• What to produce:
Please transcribe the data that follows without the pictures, keeping every word the same.

## begin Data for this task

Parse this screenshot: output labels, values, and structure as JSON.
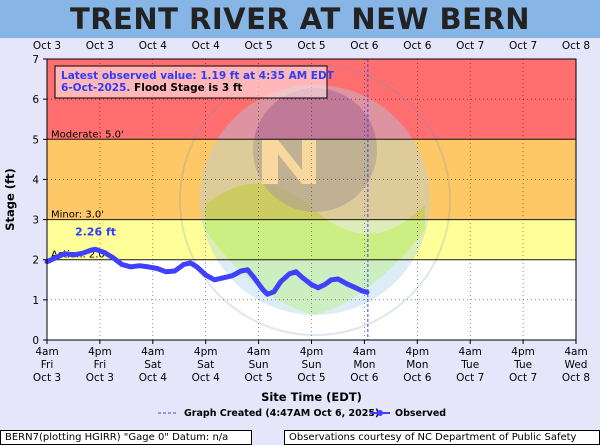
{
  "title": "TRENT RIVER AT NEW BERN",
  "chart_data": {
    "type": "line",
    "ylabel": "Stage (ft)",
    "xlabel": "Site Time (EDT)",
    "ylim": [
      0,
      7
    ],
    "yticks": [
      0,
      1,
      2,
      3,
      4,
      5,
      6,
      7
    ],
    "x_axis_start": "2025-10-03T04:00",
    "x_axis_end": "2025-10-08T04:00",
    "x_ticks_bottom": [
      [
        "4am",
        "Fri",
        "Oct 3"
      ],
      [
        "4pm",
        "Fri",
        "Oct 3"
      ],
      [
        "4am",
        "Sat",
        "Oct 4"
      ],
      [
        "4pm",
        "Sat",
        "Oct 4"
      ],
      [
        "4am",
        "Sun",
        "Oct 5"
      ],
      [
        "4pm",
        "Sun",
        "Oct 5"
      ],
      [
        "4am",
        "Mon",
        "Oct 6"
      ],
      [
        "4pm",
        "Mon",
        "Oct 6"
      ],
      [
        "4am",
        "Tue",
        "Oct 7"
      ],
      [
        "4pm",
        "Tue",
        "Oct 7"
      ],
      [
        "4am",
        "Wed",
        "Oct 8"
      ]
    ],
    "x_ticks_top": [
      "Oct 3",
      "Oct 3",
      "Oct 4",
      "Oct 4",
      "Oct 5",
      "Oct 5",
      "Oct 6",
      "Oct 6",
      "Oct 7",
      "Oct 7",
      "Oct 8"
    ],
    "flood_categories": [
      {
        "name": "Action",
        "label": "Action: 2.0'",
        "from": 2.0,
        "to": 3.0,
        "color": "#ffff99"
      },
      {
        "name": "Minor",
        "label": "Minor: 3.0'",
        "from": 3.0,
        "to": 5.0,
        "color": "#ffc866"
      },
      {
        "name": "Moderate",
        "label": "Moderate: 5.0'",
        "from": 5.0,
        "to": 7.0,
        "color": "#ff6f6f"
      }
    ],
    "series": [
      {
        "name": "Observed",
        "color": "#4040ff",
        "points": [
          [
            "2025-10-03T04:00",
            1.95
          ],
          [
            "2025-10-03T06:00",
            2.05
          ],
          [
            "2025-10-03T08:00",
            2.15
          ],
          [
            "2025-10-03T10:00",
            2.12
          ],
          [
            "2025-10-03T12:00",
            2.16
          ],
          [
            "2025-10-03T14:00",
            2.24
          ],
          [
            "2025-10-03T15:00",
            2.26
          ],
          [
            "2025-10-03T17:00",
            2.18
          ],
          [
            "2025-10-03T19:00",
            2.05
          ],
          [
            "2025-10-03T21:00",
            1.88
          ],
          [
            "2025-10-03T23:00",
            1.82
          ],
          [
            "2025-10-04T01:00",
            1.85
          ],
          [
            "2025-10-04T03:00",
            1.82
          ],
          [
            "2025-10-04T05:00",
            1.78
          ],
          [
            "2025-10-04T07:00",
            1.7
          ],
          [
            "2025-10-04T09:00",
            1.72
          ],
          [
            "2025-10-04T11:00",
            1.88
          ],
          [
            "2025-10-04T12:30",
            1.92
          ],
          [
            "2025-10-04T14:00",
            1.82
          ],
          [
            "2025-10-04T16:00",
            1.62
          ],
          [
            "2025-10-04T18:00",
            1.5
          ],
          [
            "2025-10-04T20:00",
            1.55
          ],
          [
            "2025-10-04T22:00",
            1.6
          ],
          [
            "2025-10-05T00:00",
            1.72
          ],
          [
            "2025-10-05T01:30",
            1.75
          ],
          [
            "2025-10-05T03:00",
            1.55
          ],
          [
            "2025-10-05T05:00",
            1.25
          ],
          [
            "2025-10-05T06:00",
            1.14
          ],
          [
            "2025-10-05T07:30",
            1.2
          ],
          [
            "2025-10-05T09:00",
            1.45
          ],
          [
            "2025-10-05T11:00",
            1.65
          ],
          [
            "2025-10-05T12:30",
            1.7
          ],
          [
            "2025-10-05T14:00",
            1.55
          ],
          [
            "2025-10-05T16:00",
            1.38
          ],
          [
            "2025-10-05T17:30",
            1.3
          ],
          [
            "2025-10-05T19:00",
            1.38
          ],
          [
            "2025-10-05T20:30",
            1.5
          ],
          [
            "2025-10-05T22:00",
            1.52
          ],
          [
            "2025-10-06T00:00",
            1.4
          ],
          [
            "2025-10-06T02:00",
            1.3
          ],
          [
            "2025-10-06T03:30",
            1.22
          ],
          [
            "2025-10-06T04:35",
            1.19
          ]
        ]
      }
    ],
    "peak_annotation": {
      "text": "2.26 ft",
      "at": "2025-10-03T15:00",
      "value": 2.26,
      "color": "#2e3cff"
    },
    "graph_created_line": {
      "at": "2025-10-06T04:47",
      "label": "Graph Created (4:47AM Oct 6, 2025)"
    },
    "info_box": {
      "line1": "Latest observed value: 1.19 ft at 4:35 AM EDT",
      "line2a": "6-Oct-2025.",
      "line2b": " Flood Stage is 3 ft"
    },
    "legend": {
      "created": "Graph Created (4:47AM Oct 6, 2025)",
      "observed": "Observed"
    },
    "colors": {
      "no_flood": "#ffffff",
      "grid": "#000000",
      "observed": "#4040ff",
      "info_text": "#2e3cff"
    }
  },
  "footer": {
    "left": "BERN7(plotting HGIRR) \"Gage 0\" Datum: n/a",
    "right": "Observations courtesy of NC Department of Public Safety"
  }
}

## end Data for this task

• Solution to the problem:
Parse this screenshot: output labels, values, and structure as JSON.
{
  "title": "TRENT RIVER AT NEW BERN",
  "chart_data": {
    "type": "line",
    "ylabel": "Stage (ft)",
    "xlabel": "Site Time (EDT)",
    "ylim": [
      0,
      7
    ],
    "yticks": [
      0,
      1,
      2,
      3,
      4,
      5,
      6,
      7
    ],
    "x_axis_start": "2025-10-03T04:00",
    "x_axis_end": "2025-10-08T04:00",
    "x_ticks_bottom": [
      [
        "4am",
        "Fri",
        "Oct 3"
      ],
      [
        "4pm",
        "Fri",
        "Oct 3"
      ],
      [
        "4am",
        "Sat",
        "Oct 4"
      ],
      [
        "4pm",
        "Sat",
        "Oct 4"
      ],
      [
        "4am",
        "Sun",
        "Oct 5"
      ],
      [
        "4pm",
        "Sun",
        "Oct 5"
      ],
      [
        "4am",
        "Mon",
        "Oct 6"
      ],
      [
        "4pm",
        "Mon",
        "Oct 6"
      ],
      [
        "4am",
        "Tue",
        "Oct 7"
      ],
      [
        "4pm",
        "Tue",
        "Oct 7"
      ],
      [
        "4am",
        "Wed",
        "Oct 8"
      ]
    ],
    "x_ticks_top": [
      "Oct 3",
      "Oct 3",
      "Oct 4",
      "Oct 4",
      "Oct 5",
      "Oct 5",
      "Oct 6",
      "Oct 6",
      "Oct 7",
      "Oct 7",
      "Oct 8"
    ],
    "flood_categories": [
      {
        "name": "Action",
        "label": "Action: 2.0'",
        "from": 2.0,
        "to": 3.0,
        "color": "#ffff99"
      },
      {
        "name": "Minor",
        "label": "Minor: 3.0'",
        "from": 3.0,
        "to": 5.0,
        "color": "#ffc866"
      },
      {
        "name": "Moderate",
        "label": "Moderate: 5.0'",
        "from": 5.0,
        "to": 7.0,
        "color": "#ff6f6f"
      }
    ],
    "series": [
      {
        "name": "Observed",
        "color": "#4040ff",
        "points": [
          [
            "2025-10-03T04:00",
            1.95
          ],
          [
            "2025-10-03T06:00",
            2.05
          ],
          [
            "2025-10-03T08:00",
            2.15
          ],
          [
            "2025-10-03T10:00",
            2.12
          ],
          [
            "2025-10-03T12:00",
            2.16
          ],
          [
            "2025-10-03T14:00",
            2.24
          ],
          [
            "2025-10-03T15:00",
            2.26
          ],
          [
            "2025-10-03T17:00",
            2.18
          ],
          [
            "2025-10-03T19:00",
            2.05
          ],
          [
            "2025-10-03T21:00",
            1.88
          ],
          [
            "2025-10-03T23:00",
            1.82
          ],
          [
            "2025-10-04T01:00",
            1.85
          ],
          [
            "2025-10-04T03:00",
            1.82
          ],
          [
            "2025-10-04T05:00",
            1.78
          ],
          [
            "2025-10-04T07:00",
            1.7
          ],
          [
            "2025-10-04T09:00",
            1.72
          ],
          [
            "2025-10-04T11:00",
            1.88
          ],
          [
            "2025-10-04T12:30",
            1.92
          ],
          [
            "2025-10-04T14:00",
            1.82
          ],
          [
            "2025-10-04T16:00",
            1.62
          ],
          [
            "2025-10-04T18:00",
            1.5
          ],
          [
            "2025-10-04T20:00",
            1.55
          ],
          [
            "2025-10-04T22:00",
            1.6
          ],
          [
            "2025-10-05T00:00",
            1.72
          ],
          [
            "2025-10-05T01:30",
            1.75
          ],
          [
            "2025-10-05T03:00",
            1.55
          ],
          [
            "2025-10-05T05:00",
            1.25
          ],
          [
            "2025-10-05T06:00",
            1.14
          ],
          [
            "2025-10-05T07:30",
            1.2
          ],
          [
            "2025-10-05T09:00",
            1.45
          ],
          [
            "2025-10-05T11:00",
            1.65
          ],
          [
            "2025-10-05T12:30",
            1.7
          ],
          [
            "2025-10-05T14:00",
            1.55
          ],
          [
            "2025-10-05T16:00",
            1.38
          ],
          [
            "2025-10-05T17:30",
            1.3
          ],
          [
            "2025-10-05T19:00",
            1.38
          ],
          [
            "2025-10-05T20:30",
            1.5
          ],
          [
            "2025-10-05T22:00",
            1.52
          ],
          [
            "2025-10-06T00:00",
            1.4
          ],
          [
            "2025-10-06T02:00",
            1.3
          ],
          [
            "2025-10-06T03:30",
            1.22
          ],
          [
            "2025-10-06T04:35",
            1.19
          ]
        ]
      }
    ],
    "peak_annotation": {
      "text": "2.26 ft",
      "at": "2025-10-03T15:00",
      "value": 2.26,
      "color": "#2e3cff"
    },
    "graph_created_line": {
      "at": "2025-10-06T04:47",
      "label": "Graph Created (4:47AM Oct 6, 2025)"
    },
    "info_box": {
      "line1": "Latest observed value: 1.19 ft at 4:35 AM EDT",
      "line2a": "6-Oct-2025.",
      "line2b": " Flood Stage is 3 ft"
    },
    "legend": {
      "created": "Graph Created (4:47AM Oct 6, 2025)",
      "observed": "Observed"
    },
    "colors": {
      "no_flood": "#ffffff",
      "grid": "#000000",
      "observed": "#4040ff",
      "info_text": "#2e3cff"
    }
  },
  "footer": {
    "left": "BERN7(plotting HGIRR) \"Gage 0\" Datum: n/a",
    "right": "Observations courtesy of NC Department of Public Safety"
  }
}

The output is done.